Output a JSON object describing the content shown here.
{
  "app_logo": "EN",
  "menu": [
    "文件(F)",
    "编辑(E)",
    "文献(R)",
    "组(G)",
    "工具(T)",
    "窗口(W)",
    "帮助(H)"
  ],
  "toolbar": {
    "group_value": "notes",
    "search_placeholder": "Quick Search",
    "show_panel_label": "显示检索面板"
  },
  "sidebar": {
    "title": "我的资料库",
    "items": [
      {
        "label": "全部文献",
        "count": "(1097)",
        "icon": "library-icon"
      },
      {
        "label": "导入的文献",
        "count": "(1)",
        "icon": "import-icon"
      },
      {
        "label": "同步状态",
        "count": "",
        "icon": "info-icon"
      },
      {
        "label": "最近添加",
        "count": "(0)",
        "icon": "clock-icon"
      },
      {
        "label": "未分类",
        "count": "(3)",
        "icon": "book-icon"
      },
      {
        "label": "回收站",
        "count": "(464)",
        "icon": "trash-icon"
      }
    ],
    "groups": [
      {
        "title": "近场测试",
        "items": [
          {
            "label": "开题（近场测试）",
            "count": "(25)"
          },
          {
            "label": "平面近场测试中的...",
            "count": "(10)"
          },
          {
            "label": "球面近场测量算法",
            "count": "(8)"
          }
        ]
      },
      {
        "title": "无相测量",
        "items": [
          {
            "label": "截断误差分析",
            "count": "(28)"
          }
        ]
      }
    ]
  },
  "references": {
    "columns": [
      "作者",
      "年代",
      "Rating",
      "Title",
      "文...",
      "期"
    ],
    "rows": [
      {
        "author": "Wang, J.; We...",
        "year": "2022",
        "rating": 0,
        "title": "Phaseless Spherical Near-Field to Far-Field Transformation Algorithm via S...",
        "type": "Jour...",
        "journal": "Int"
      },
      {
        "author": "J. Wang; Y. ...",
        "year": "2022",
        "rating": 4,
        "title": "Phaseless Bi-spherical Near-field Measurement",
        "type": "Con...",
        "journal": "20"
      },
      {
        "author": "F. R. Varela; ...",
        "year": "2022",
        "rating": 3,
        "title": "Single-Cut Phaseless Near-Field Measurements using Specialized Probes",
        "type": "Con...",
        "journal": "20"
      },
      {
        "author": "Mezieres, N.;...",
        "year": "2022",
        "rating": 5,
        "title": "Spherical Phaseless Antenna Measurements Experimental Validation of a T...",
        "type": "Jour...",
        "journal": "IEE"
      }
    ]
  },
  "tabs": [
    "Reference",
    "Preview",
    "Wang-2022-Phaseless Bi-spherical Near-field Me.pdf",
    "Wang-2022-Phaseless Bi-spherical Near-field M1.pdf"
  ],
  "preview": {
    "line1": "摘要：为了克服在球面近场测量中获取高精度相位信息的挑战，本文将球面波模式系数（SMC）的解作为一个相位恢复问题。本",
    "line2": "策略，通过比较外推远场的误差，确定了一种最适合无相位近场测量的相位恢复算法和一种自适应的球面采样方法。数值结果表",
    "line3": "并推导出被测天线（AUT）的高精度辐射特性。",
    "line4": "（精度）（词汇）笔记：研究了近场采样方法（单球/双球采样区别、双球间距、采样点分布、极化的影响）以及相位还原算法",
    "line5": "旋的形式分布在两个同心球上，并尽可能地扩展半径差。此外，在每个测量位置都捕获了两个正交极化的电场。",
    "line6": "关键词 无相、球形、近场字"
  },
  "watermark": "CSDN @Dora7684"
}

━━━━━━━━━━━━━━━━━━━━━━━━━━━━━━

◆ Aim ◆
Find how many lines of the material carry the string "journal". Only the number should be in the answer.

◆ Answer to the task ◆
4